(Dataset items)
┄┄┄┄┄┄

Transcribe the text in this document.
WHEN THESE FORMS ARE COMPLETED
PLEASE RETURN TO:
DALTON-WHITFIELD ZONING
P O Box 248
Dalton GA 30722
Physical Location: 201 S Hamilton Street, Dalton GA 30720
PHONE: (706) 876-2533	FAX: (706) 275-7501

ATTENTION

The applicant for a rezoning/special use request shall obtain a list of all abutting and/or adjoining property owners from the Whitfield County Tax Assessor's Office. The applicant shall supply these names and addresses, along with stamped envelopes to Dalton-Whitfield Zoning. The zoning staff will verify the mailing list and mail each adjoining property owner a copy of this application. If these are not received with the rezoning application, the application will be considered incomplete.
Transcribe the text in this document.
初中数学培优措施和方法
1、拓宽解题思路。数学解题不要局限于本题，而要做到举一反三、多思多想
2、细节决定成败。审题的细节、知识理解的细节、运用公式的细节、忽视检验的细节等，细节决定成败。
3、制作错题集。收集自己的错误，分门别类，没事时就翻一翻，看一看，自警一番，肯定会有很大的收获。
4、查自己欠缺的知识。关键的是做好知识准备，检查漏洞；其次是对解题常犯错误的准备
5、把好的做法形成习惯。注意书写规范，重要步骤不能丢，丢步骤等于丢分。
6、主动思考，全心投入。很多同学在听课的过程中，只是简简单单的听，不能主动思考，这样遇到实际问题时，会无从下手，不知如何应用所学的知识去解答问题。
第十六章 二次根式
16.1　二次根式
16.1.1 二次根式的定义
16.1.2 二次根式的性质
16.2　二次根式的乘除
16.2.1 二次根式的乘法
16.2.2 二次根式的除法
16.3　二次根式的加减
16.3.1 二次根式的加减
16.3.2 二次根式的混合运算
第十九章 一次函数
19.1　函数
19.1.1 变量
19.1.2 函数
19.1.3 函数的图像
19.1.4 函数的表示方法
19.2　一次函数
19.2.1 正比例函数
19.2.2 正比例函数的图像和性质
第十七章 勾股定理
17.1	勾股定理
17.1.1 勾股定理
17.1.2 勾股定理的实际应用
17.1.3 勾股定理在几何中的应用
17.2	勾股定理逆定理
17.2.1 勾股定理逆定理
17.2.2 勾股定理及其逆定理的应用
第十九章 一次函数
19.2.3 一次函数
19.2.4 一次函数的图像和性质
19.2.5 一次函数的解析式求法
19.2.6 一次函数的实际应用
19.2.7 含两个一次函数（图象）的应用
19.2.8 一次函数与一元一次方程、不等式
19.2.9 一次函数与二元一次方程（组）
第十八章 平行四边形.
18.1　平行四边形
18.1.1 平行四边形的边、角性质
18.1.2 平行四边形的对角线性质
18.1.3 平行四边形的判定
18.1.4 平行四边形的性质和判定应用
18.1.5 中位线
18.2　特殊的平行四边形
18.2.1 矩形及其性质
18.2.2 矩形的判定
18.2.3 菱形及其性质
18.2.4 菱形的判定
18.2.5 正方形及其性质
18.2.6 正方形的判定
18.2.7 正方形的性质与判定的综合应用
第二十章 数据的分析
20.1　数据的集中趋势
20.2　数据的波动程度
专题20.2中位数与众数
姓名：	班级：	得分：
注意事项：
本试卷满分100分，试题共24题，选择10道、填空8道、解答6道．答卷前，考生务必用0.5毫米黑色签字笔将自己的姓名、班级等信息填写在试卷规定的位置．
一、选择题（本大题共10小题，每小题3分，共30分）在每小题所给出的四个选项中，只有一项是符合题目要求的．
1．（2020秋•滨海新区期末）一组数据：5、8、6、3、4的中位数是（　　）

┄┄┄┄┄┄

Task
All records above must be set down exactly, please.

The solution
Transcribe the text in this document.
WHEN THESE FORMS ARE COMPLETED
PLEASE RETURN TO:
DALTON-WHITFIELD ZONING
P O Box 248
Dalton GA 30722
Physical Location: 201 S Hamilton Street, Dalton GA 30720
PHONE: (706) 876-2533	FAX: (706) 275-7501

ATTENTION

The applicant for a rezoning/special use request shall obtain a list of all abutting and/or adjoining property owners from the Whitfield County Tax Assessor's Office. The applicant shall supply these names and addresses, along with stamped envelopes to Dalton-Whitfield Zoning. The zoning staff will verify the mailing list and mail each adjoining property owner a copy of this application. If these are not received with the rezoning application, the application will be considered incomplete.
Transcribe the text in this document.
初中数学培优措施和方法
1、拓宽解题思路。数学解题不要局限于本题，而要做到举一反三、多思多想
2、细节决定成败。审题的细节、知识理解的细节、运用公式的细节、忽视检验的细节等，细节决定成败。
3、制作错题集。收集自己的错误，分门别类，没事时就翻一翻，看一看，自警一番，肯定会有很大的收获。
4、查自己欠缺的知识。关键的是做好知识准备，检查漏洞；其次是对解题常犯错误的准备
5、把好的做法形成习惯。注意书写规范，重要步骤不能丢，丢步骤等于丢分。
6、主动思考，全心投入。很多同学在听课的过程中，只是简简单单的听，不能主动思考，这样遇到实际问题时，会无从下手，不知如何应用所学的知识去解答问题。
第十六章 二次根式
16.1　二次根式
16.1.1 二次根式的定义
16.1.2 二次根式的性质
16.2　二次根式的乘除
16.2.1 二次根式的乘法
16.2.2 二次根式的除法
16.3　二次根式的加减
16.3.1 二次根式的加减
16.3.2 二次根式的混合运算
第十九章 一次函数
19.1　函数
19.1.1 变量
19.1.2 函数
19.1.3 函数的图像
19.1.4 函数的表示方法
19.2　一次函数
19.2.1 正比例函数
19.2.2 正比例函数的图像和性质
第十七章 勾股定理
17.1	勾股定理
17.1.1 勾股定理
17.1.2 勾股定理的实际应用
17.1.3 勾股定理在几何中的应用
17.2	勾股定理逆定理
17.2.1 勾股定理逆定理
17.2.2 勾股定理及其逆定理的应用
第十九章 一次函数
19.2.3 一次函数
19.2.4 一次函数的图像和性质
19.2.5 一次函数的解析式求法
19.2.6 一次函数的实际应用
19.2.7 含两个一次函数（图象）的应用
19.2.8 一次函数与一元一次方程、不等式
19.2.9 一次函数与二元一次方程（组）
第十八章 平行四边形.
18.1　平行四边形
18.1.1 平行四边形的边、角性质
18.1.2 平行四边形的对角线性质
18.1.3 平行四边形的判定
18.1.4 平行四边形的性质和判定应用
18.1.5 中位线
18.2　特殊的平行四边形
18.2.1 矩形及其性质
18.2.2 矩形的判定
18.2.3 菱形及其性质
18.2.4 菱形的判定
18.2.5 正方形及其性质
18.2.6 正方形的判定
18.2.7 正方形的性质与判定的综合应用
第二十章 数据的分析
20.1　数据的集中趋势
20.2　数据的波动程度
专题20.2中位数与众数
姓名：	班级：	得分：
注意事项：
本试卷满分100分，试题共24题，选择10道、填空8道、解答6道．答卷前，考生务必用0.5毫米黑色签字笔将自己的姓名、班级等信息填写在试卷规定的位置．
一、选择题（本大题共10小题，每小题3分，共30分）在每小题所给出的四个选项中，只有一项是符合题目要求的．
1．（2020秋•滨海新区期末）一组数据：5、8、6、3、4的中位数是（　　）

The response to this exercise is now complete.